[AIM OF THE EXERCISE]:
Each line that follows should be printed again exactly as it stands.

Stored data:

··········

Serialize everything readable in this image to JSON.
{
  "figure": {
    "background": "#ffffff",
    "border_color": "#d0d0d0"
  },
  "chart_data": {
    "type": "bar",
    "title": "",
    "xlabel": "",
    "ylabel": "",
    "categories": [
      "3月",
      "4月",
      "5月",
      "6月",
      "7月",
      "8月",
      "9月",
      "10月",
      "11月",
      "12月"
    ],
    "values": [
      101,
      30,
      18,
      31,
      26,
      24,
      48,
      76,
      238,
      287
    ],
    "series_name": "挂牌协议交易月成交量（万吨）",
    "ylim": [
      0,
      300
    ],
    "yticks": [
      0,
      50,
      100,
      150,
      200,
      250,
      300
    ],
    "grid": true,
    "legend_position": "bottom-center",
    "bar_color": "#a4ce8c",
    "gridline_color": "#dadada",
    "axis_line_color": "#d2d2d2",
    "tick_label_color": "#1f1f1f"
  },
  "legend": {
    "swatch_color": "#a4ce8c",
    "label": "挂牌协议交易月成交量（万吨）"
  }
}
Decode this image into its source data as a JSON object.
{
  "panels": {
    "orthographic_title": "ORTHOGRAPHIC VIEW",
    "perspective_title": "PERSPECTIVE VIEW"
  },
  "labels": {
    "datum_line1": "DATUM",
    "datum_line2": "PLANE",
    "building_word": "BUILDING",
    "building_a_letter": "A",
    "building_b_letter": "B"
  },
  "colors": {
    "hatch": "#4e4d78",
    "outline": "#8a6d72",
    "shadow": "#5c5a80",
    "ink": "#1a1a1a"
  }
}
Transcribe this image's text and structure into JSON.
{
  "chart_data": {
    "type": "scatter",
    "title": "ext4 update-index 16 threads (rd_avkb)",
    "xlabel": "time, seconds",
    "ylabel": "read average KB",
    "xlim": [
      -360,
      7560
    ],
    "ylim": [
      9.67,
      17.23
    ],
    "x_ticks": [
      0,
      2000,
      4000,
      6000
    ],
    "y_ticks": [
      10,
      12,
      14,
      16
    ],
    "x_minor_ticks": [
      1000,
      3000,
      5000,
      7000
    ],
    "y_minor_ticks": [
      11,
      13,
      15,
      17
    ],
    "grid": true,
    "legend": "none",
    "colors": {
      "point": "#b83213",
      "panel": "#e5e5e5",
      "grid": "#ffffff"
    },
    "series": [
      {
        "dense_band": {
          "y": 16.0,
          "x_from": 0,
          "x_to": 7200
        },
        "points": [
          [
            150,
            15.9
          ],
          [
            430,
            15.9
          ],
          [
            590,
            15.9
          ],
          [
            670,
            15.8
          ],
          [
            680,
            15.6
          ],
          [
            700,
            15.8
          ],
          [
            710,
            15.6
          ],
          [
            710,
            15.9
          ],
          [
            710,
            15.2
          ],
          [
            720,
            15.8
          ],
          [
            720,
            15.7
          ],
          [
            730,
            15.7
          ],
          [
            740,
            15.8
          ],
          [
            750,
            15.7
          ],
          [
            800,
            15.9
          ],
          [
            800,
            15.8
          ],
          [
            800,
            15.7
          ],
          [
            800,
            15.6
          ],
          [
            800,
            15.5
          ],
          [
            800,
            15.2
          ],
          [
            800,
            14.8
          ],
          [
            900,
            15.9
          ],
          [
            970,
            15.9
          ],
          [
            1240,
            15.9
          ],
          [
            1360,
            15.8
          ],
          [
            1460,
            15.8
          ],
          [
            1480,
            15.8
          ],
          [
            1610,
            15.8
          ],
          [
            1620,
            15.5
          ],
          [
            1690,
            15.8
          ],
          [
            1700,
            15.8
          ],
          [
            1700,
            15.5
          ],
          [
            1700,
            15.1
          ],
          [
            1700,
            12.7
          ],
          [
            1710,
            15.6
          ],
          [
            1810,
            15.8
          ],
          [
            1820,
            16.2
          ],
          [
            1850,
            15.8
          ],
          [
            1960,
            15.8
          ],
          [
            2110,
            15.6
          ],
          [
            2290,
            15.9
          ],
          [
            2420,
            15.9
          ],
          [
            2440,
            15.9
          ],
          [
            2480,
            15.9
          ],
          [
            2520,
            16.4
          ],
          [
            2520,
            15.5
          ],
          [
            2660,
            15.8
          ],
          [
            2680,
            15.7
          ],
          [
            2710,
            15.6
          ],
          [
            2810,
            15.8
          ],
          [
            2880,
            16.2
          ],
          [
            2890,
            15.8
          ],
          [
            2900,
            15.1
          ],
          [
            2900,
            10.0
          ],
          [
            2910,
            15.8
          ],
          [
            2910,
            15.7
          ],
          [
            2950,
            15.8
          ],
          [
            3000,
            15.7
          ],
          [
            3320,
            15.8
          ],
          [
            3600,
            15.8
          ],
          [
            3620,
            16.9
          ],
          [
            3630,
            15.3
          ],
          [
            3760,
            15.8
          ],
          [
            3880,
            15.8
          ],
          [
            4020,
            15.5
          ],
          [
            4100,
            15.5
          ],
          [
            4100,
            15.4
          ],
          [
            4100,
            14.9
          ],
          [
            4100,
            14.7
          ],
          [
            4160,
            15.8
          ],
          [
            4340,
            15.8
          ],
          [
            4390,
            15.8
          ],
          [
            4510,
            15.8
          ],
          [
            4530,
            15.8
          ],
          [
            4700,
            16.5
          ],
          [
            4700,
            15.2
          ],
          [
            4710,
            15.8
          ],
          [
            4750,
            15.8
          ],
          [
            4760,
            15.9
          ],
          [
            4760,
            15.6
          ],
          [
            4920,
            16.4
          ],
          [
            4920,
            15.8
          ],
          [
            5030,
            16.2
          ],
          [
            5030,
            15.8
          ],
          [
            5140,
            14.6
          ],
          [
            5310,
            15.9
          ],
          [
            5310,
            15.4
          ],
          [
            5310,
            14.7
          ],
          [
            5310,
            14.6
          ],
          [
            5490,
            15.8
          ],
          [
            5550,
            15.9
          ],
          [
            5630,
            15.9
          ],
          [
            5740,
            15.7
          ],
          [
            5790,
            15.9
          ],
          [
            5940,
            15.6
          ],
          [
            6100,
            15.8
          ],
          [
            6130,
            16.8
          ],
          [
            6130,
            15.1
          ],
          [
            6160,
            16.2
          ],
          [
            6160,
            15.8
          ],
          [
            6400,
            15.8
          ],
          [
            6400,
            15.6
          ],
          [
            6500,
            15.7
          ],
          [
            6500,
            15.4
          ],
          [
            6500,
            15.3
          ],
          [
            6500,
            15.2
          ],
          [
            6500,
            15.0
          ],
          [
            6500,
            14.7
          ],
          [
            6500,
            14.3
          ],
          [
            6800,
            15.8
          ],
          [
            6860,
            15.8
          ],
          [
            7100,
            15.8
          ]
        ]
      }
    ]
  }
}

··········

[ANSWER TO THIS PROBLEM]:
Serialize everything readable in this image to JSON.
{
  "figure": {
    "background": "#ffffff",
    "border_color": "#d0d0d0"
  },
  "chart_data": {
    "type": "bar",
    "title": "",
    "xlabel": "",
    "ylabel": "",
    "categories": [
      "3月",
      "4月",
      "5月",
      "6月",
      "7月",
      "8月",
      "9月",
      "10月",
      "11月",
      "12月"
    ],
    "values": [
      101,
      30,
      18,
      31,
      26,
      24,
      48,
      76,
      238,
      287
    ],
    "series_name": "挂牌协议交易月成交量（万吨）",
    "ylim": [
      0,
      300
    ],
    "yticks": [
      0,
      50,
      100,
      150,
      200,
      250,
      300
    ],
    "grid": true,
    "legend_position": "bottom-center",
    "bar_color": "#a4ce8c",
    "gridline_color": "#dadada",
    "axis_line_color": "#d2d2d2",
    "tick_label_color": "#1f1f1f"
  },
  "legend": {
    "swatch_color": "#a4ce8c",
    "label": "挂牌协议交易月成交量（万吨）"
  }
}
Decode this image into its source data as a JSON object.
{
  "panels": {
    "orthographic_title": "ORTHOGRAPHIC VIEW",
    "perspective_title": "PERSPECTIVE VIEW"
  },
  "labels": {
    "datum_line1": "DATUM",
    "datum_line2": "PLANE",
    "building_word": "BUILDING",
    "building_a_letter": "A",
    "building_b_letter": "B"
  },
  "colors": {
    "hatch": "#4e4d78",
    "outline": "#8a6d72",
    "shadow": "#5c5a80",
    "ink": "#1a1a1a"
  }
}
Transcribe this image's text and structure into JSON.
{
  "chart_data": {
    "type": "scatter",
    "title": "ext4 update-index 16 threads (rd_avkb)",
    "xlabel": "time, seconds",
    "ylabel": "read average KB",
    "xlim": [
      -360,
      7560
    ],
    "ylim": [
      9.67,
      17.23
    ],
    "x_ticks": [
      0,
      2000,
      4000,
      6000
    ],
    "y_ticks": [
      10,
      12,
      14,
      16
    ],
    "x_minor_ticks": [
      1000,
      3000,
      5000,
      7000
    ],
    "y_minor_ticks": [
      11,
      13,
      15,
      17
    ],
    "grid": true,
    "legend": "none",
    "colors": {
      "point": "#b83213",
      "panel": "#e5e5e5",
      "grid": "#ffffff"
    },
    "series": [
      {
        "dense_band": {
          "y": 16.0,
          "x_from": 0,
          "x_to": 7200
        },
        "points": [
          [
            150,
            15.9
          ],
          [
            430,
            15.9
          ],
          [
            590,
            15.9
          ],
          [
            670,
            15.8
          ],
          [
            680,
            15.6
          ],
          [
            700,
            15.8
          ],
          [
            710,
            15.6
          ],
          [
            710,
            15.9
          ],
          [
            710,
            15.2
          ],
          [
            720,
            15.8
          ],
          [
            720,
            15.7
          ],
          [
            730,
            15.7
          ],
          [
            740,
            15.8
          ],
          [
            750,
            15.7
          ],
          [
            800,
            15.9
          ],
          [
            800,
            15.8
          ],
          [
            800,
            15.7
          ],
          [
            800,
            15.6
          ],
          [
            800,
            15.5
          ],
          [
            800,
            15.2
          ],
          [
            800,
            14.8
          ],
          [
            900,
            15.9
          ],
          [
            970,
            15.9
          ],
          [
            1240,
            15.9
          ],
          [
            1360,
            15.8
          ],
          [
            1460,
            15.8
          ],
          [
            1480,
            15.8
          ],
          [
            1610,
            15.8
          ],
          [
            1620,
            15.5
          ],
          [
            1690,
            15.8
          ],
          [
            1700,
            15.8
          ],
          [
            1700,
            15.5
          ],
          [
            1700,
            15.1
          ],
          [
            1700,
            12.7
          ],
          [
            1710,
            15.6
          ],
          [
            1810,
            15.8
          ],
          [
            1820,
            16.2
          ],
          [
            1850,
            15.8
          ],
          [
            1960,
            15.8
          ],
          [
            2110,
            15.6
          ],
          [
            2290,
            15.9
          ],
          [
            2420,
            15.9
          ],
          [
            2440,
            15.9
          ],
          [
            2480,
            15.9
          ],
          [
            2520,
            16.4
          ],
          [
            2520,
            15.5
          ],
          [
            2660,
            15.8
          ],
          [
            2680,
            15.7
          ],
          [
            2710,
            15.6
          ],
          [
            2810,
            15.8
          ],
          [
            2880,
            16.2
          ],
          [
            2890,
            15.8
          ],
          [
            2900,
            15.1
          ],
          [
            2900,
            10.0
          ],
          [
            2910,
            15.8
          ],
          [
            2910,
            15.7
          ],
          [
            2950,
            15.8
          ],
          [
            3000,
            15.7
          ],
          [
            3320,
            15.8
          ],
          [
            3600,
            15.8
          ],
          [
            3620,
            16.9
          ],
          [
            3630,
            15.3
          ],
          [
            3760,
            15.8
          ],
          [
            3880,
            15.8
          ],
          [
            4020,
            15.5
          ],
          [
            4100,
            15.5
          ],
          [
            4100,
            15.4
          ],
          [
            4100,
            14.9
          ],
          [
            4100,
            14.7
          ],
          [
            4160,
            15.8
          ],
          [
            4340,
            15.8
          ],
          [
            4390,
            15.8
          ],
          [
            4510,
            15.8
          ],
          [
            4530,
            15.8
          ],
          [
            4700,
            16.5
          ],
          [
            4700,
            15.2
          ],
          [
            4710,
            15.8
          ],
          [
            4750,
            15.8
          ],
          [
            4760,
            15.9
          ],
          [
            4760,
            15.6
          ],
          [
            4920,
            16.4
          ],
          [
            4920,
            15.8
          ],
          [
            5030,
            16.2
          ],
          [
            5030,
            15.8
          ],
          [
            5140,
            14.6
          ],
          [
            5310,
            15.9
          ],
          [
            5310,
            15.4
          ],
          [
            5310,
            14.7
          ],
          [
            5310,
            14.6
          ],
          [
            5490,
            15.8
          ],
          [
            5550,
            15.9
          ],
          [
            5630,
            15.9
          ],
          [
            5740,
            15.7
          ],
          [
            5790,
            15.9
          ],
          [
            5940,
            15.6
          ],
          [
            6100,
            15.8
          ],
          [
            6130,
            16.8
          ],
          [
            6130,
            15.1
          ],
          [
            6160,
            16.2
          ],
          [
            6160,
            15.8
          ],
          [
            6400,
            15.8
          ],
          [
            6400,
            15.6
          ],
          [
            6500,
            15.7
          ],
          [
            6500,
            15.4
          ],
          [
            6500,
            15.3
          ],
          [
            6500,
            15.2
          ],
          [
            6500,
            15.0
          ],
          [
            6500,
            14.7
          ],
          [
            6500,
            14.3
          ],
          [
            6800,
            15.8
          ],
          [
            6860,
            15.8
          ],
          [
            7100,
            15.8
          ]
        ]
      }
    ]
  }
}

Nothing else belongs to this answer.